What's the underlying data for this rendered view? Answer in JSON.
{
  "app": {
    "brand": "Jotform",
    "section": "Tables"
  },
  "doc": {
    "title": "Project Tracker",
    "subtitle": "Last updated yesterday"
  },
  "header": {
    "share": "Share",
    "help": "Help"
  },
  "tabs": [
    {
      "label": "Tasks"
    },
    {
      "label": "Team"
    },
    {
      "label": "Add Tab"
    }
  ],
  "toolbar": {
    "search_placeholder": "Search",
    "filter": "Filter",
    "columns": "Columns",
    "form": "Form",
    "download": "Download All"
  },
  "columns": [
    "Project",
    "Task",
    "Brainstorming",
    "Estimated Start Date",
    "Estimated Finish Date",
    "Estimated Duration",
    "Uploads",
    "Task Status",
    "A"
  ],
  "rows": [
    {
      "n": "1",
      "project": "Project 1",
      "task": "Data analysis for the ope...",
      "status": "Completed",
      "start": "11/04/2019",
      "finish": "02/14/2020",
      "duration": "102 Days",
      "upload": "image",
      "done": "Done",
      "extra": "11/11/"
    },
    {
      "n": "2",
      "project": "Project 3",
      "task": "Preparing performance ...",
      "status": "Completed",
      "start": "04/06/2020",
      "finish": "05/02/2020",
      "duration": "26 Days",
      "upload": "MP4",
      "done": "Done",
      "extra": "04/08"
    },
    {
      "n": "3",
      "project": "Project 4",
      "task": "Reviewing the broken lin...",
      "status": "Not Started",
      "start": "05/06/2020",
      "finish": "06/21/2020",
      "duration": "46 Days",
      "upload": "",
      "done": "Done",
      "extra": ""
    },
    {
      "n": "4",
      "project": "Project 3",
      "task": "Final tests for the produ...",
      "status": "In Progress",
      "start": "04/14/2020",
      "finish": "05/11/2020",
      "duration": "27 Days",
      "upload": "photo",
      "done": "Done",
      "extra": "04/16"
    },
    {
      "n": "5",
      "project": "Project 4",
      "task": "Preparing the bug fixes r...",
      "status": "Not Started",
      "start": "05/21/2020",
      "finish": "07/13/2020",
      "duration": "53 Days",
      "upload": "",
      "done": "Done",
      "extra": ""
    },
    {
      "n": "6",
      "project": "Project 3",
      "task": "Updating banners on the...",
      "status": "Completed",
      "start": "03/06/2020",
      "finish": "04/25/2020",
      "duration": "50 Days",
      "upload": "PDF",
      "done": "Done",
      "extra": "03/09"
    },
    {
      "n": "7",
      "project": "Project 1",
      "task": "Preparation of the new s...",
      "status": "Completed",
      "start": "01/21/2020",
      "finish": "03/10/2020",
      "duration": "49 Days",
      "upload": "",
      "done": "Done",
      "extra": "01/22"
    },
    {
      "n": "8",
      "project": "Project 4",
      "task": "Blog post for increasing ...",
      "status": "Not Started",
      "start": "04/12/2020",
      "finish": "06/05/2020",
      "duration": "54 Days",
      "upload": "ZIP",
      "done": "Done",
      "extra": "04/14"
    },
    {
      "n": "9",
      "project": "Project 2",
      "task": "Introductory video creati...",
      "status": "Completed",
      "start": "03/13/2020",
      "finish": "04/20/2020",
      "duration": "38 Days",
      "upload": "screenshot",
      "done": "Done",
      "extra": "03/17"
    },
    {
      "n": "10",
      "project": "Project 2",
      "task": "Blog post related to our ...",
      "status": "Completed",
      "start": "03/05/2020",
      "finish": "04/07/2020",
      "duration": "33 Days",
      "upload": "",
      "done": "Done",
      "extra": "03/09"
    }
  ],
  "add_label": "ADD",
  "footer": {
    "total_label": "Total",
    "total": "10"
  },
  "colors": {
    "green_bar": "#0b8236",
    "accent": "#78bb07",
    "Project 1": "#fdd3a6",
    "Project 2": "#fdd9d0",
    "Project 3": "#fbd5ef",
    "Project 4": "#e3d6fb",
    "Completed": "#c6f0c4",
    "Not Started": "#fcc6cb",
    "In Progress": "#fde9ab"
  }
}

▶ What the task asks
In the entries above, identify every line with the word "Blog". Copy those lines.

▶ Final result
      "task": "Blog post for increasing ...",
      "task": "Blog post related to our ...",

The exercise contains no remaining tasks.